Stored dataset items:
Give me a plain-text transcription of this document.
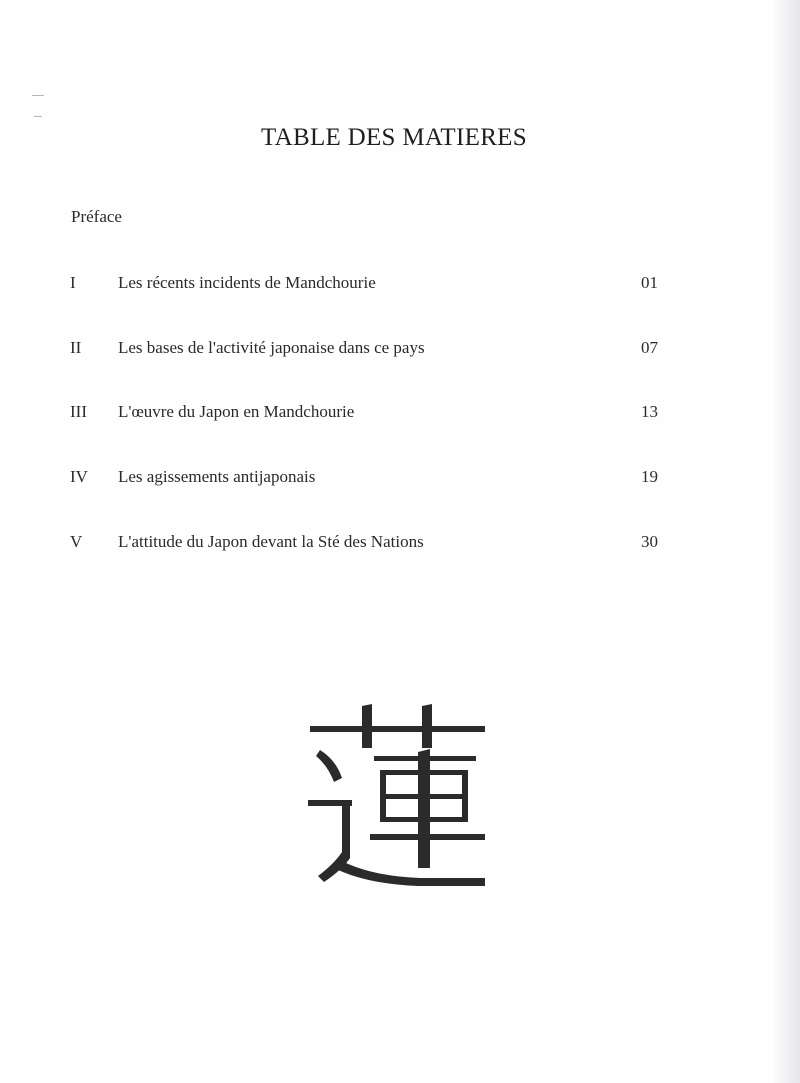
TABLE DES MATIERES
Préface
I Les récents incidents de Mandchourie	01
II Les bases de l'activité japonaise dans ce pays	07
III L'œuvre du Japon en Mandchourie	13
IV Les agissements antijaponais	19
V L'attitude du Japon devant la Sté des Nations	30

* [What the task asks] Repeat everything in the records precisely. Images are excluded from the copy.

* [Solution to this exercise]
Give me a plain-text transcription of this document.
TABLE DES MATIERES
Préface
I Les récents incidents de Mandchourie	01
II Les bases de l'activité japonaise dans ce pays	07
III L'œuvre du Japon en Mandchourie	13
IV Les agissements antijaponais	19
V L'attitude du Japon devant la Sté des Nations	30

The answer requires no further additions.